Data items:
★ ★ ★ ★ ★

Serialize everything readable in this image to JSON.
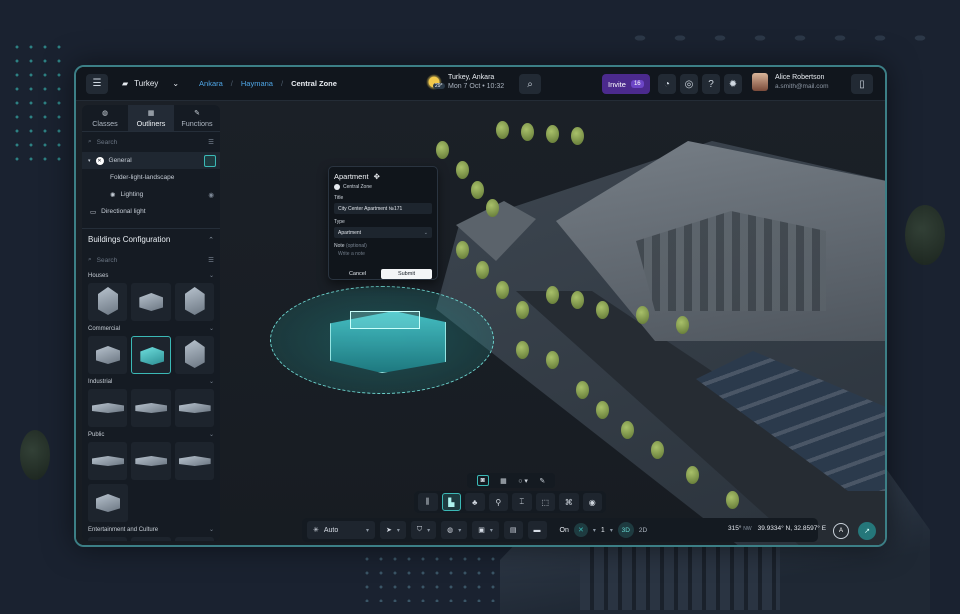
{
  "topbar": {
    "country": "Turkey",
    "breadcrumbs": [
      "Ankara",
      "Haymana",
      "Central Zone"
    ],
    "weather": {
      "location": "Turkey, Ankara",
      "temp": "29°",
      "date": "Mon 7 Oct",
      "time": "10:32"
    },
    "invite_label": "Invite",
    "invite_count": "16",
    "user": {
      "name": "Alice Robertson",
      "email": "a.smith@mail.com"
    }
  },
  "sidebar": {
    "tabs": [
      {
        "label": "Classes",
        "icon": "globe-icon"
      },
      {
        "label": "Outliners",
        "icon": "grid-icon"
      },
      {
        "label": "Functions",
        "icon": "wand-icon"
      }
    ],
    "search_placeholder": "Search",
    "tree": [
      {
        "label": "General"
      },
      {
        "label": "Folder-light-landscape"
      },
      {
        "label": "Lighting"
      },
      {
        "label": "Directional light"
      }
    ],
    "buildings_title": "Buildings Configuration",
    "buildings_search_placeholder": "Search",
    "categories": [
      "Houses",
      "Commercial",
      "Industrial",
      "Public",
      "Entertainment and Culture"
    ]
  },
  "popup": {
    "title": "Apartment",
    "zone": "Central Zone",
    "title_label": "Title",
    "title_value": "City Center Apartment №171",
    "type_label": "Type",
    "type_value": "Apartment",
    "note_label": "Note",
    "note_optional": "(optional)",
    "note_placeholder": "Write a note",
    "cancel_label": "Cancel",
    "submit_label": "Submit"
  },
  "bottom": {
    "mode": "Auto",
    "on_label": "On",
    "level": "1",
    "view_3d": "3D",
    "view_2d": "2D",
    "heading": "315°",
    "heading_dir": "NW",
    "coordinates": "39.9334° N, 32.8597° E",
    "compass": "A"
  },
  "colors": {
    "accent": "#3bb9b6",
    "invite": "#4b2a8d",
    "link": "#4fa6e6"
  }
}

★ ★ ★ ★ ★

▶ _Job_
Transcribe the complete set of entries verbatim. No pictures belong in the copy.

▶ _Worked solution_
Serialize everything readable in this image to JSON.
{
  "topbar": {
    "country": "Turkey",
    "breadcrumbs": [
      "Ankara",
      "Haymana",
      "Central Zone"
    ],
    "weather": {
      "location": "Turkey, Ankara",
      "temp": "29°",
      "date": "Mon 7 Oct",
      "time": "10:32"
    },
    "invite_label": "Invite",
    "invite_count": "16",
    "user": {
      "name": "Alice Robertson",
      "email": "a.smith@mail.com"
    }
  },
  "sidebar": {
    "tabs": [
      {
        "label": "Classes",
        "icon": "globe-icon"
      },
      {
        "label": "Outliners",
        "icon": "grid-icon"
      },
      {
        "label": "Functions",
        "icon": "wand-icon"
      }
    ],
    "search_placeholder": "Search",
    "tree": [
      {
        "label": "General"
      },
      {
        "label": "Folder-light-landscape"
      },
      {
        "label": "Lighting"
      },
      {
        "label": "Directional light"
      }
    ],
    "buildings_title": "Buildings Configuration",
    "buildings_search_placeholder": "Search",
    "categories": [
      "Houses",
      "Commercial",
      "Industrial",
      "Public",
      "Entertainment and Culture"
    ]
  },
  "popup": {
    "title": "Apartment",
    "zone": "Central Zone",
    "title_label": "Title",
    "title_value": "City Center Apartment №171",
    "type_label": "Type",
    "type_value": "Apartment",
    "note_label": "Note",
    "note_optional": "(optional)",
    "note_placeholder": "Write a note",
    "cancel_label": "Cancel",
    "submit_label": "Submit"
  },
  "bottom": {
    "mode": "Auto",
    "on_label": "On",
    "level": "1",
    "view_3d": "3D",
    "view_2d": "2D",
    "heading": "315°",
    "heading_dir": "NW",
    "coordinates": "39.9334° N, 32.8597° E",
    "compass": "A"
  },
  "colors": {
    "accent": "#3bb9b6",
    "invite": "#4b2a8d",
    "link": "#4fa6e6"
  }
}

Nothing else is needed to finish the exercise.